→ TASK INPUTS
----------------

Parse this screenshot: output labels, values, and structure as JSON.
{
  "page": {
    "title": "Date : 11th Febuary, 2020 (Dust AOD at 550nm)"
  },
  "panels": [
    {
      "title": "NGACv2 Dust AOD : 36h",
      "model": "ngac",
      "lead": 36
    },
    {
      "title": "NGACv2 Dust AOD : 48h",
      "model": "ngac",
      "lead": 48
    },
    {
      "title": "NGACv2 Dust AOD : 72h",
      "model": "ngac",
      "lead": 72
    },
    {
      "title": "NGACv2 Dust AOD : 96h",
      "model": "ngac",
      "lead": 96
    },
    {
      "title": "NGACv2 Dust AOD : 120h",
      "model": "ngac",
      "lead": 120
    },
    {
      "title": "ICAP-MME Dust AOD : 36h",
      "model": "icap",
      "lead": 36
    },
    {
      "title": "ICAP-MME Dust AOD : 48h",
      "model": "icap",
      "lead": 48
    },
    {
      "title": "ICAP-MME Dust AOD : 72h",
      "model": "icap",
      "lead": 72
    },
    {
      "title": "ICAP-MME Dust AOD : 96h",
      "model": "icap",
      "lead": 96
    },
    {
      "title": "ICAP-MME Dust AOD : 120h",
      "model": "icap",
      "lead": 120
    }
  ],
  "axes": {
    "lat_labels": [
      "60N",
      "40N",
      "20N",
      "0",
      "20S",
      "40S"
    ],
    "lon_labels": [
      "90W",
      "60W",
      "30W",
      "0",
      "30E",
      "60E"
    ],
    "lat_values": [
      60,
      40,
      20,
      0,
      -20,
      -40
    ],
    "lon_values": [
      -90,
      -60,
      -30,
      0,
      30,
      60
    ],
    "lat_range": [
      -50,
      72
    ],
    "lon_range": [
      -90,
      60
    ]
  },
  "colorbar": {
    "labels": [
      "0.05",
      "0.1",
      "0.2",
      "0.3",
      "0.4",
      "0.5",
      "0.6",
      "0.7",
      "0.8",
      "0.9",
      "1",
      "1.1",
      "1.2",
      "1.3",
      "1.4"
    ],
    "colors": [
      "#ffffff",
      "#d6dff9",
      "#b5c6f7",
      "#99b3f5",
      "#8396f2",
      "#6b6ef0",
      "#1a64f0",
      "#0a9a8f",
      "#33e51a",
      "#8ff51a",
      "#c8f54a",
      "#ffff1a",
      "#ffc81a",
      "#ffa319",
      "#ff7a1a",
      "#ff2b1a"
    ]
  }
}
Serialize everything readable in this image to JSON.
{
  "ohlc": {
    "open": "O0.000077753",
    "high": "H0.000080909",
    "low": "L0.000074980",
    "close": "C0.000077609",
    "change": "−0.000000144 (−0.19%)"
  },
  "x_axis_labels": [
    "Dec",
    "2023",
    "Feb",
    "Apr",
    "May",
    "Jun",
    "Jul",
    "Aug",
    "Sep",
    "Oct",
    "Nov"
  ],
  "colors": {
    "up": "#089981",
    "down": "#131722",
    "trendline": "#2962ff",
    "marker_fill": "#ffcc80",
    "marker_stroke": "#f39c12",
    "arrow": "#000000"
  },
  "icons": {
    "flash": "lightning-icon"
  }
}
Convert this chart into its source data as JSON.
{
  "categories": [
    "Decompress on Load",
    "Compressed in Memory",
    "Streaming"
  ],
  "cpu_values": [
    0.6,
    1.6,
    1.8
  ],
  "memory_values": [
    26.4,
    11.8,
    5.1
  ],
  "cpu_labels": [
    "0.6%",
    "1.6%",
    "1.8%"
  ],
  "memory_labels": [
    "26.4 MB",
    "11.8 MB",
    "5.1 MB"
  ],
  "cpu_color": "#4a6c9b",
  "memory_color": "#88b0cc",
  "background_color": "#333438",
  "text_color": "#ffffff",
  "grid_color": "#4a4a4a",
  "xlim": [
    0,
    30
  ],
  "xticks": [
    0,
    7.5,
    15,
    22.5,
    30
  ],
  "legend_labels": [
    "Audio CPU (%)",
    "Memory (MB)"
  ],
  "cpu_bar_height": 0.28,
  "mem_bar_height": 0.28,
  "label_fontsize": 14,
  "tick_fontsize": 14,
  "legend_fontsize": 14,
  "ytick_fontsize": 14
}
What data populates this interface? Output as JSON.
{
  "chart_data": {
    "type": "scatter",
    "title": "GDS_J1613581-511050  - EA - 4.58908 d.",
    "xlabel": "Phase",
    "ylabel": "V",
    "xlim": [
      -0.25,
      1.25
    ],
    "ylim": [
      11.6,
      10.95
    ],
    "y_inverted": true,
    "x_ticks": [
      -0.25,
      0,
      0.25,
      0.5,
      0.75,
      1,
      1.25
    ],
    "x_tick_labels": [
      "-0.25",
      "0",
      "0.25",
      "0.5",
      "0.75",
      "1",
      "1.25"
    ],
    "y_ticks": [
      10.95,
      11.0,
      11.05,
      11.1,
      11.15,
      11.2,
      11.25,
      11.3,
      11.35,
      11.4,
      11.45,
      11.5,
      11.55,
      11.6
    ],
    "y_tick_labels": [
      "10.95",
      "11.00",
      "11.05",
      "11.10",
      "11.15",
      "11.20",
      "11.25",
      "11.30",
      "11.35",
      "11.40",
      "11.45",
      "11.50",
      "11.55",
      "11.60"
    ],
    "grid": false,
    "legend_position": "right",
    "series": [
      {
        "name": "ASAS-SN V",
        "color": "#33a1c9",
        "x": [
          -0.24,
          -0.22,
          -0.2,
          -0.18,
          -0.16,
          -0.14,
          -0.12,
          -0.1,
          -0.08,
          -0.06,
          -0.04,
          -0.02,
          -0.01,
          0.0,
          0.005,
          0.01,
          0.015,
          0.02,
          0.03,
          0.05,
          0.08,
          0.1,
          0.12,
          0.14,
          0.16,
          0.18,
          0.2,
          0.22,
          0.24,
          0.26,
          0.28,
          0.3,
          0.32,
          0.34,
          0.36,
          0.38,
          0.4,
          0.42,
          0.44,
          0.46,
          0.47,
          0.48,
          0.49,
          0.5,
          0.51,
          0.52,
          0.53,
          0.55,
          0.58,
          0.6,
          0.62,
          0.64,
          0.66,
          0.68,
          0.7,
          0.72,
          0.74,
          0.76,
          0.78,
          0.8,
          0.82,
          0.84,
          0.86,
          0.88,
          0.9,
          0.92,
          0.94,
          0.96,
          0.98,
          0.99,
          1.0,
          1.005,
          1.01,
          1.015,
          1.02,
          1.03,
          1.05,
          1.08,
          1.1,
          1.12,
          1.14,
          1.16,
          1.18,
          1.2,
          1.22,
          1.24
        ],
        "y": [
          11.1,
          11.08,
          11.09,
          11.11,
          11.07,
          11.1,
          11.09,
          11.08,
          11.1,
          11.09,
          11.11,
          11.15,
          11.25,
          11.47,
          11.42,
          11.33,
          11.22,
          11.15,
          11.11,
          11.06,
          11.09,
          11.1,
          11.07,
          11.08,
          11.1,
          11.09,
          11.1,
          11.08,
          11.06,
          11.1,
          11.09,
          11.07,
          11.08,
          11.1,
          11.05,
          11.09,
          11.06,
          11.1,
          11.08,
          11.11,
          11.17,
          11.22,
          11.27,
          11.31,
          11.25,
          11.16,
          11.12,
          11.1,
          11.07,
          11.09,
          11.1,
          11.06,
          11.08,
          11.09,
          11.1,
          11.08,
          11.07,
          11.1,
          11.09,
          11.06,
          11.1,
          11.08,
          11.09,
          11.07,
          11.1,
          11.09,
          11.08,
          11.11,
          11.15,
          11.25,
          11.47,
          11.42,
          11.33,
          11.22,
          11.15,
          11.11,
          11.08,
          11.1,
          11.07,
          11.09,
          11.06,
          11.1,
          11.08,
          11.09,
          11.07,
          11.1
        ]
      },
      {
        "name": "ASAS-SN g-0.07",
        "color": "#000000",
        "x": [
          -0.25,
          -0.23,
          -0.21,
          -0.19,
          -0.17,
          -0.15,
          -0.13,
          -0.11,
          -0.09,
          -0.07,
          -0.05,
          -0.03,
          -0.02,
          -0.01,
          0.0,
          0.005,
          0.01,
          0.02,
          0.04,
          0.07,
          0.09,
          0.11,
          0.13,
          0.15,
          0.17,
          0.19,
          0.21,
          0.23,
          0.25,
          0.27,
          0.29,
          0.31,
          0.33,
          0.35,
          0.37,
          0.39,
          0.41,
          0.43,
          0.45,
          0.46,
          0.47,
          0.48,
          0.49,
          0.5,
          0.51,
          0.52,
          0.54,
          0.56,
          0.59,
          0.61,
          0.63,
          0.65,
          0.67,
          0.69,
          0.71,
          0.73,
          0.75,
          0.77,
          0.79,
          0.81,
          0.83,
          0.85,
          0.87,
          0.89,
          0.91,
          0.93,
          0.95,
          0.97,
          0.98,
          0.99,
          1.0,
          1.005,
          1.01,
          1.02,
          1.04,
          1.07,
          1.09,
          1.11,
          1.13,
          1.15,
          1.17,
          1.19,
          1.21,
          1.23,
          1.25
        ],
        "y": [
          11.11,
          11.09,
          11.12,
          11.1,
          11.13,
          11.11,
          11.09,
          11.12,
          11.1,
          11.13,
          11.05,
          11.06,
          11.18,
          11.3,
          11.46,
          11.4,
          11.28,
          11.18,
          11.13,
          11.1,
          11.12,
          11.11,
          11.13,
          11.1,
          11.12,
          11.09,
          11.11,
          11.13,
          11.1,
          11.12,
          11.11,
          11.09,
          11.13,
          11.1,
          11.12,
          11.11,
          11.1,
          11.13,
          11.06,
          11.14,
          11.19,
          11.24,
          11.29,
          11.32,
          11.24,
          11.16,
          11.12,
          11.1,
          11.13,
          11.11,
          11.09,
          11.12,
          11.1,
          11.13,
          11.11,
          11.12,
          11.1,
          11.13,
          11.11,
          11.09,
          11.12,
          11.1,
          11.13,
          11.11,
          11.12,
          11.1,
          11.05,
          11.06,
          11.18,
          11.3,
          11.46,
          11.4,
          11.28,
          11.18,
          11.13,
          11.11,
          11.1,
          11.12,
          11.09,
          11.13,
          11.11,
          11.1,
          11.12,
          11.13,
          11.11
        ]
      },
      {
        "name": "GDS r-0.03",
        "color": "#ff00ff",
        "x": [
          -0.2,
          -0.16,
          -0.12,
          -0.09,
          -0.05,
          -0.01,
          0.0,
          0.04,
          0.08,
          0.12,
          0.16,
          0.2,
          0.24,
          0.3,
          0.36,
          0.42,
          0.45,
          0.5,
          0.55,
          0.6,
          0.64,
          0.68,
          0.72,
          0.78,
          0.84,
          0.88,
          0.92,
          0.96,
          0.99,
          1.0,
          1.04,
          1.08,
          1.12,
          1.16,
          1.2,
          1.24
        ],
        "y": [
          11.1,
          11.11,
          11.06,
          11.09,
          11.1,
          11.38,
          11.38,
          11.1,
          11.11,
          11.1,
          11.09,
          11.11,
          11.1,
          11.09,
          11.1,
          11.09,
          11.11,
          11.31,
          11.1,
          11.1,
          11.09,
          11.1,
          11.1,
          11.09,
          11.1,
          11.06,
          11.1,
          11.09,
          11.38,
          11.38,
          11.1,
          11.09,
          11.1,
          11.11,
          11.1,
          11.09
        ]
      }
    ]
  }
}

----------------

→ GIVEN REQUEST
Which lines above hold the word "name"? Copy each of them.

→ WORKED SOLUTION
        "name": "ASAS-SN V",
        "name": "ASAS-SN g-0.07",
        "name": "GDS r-0.03",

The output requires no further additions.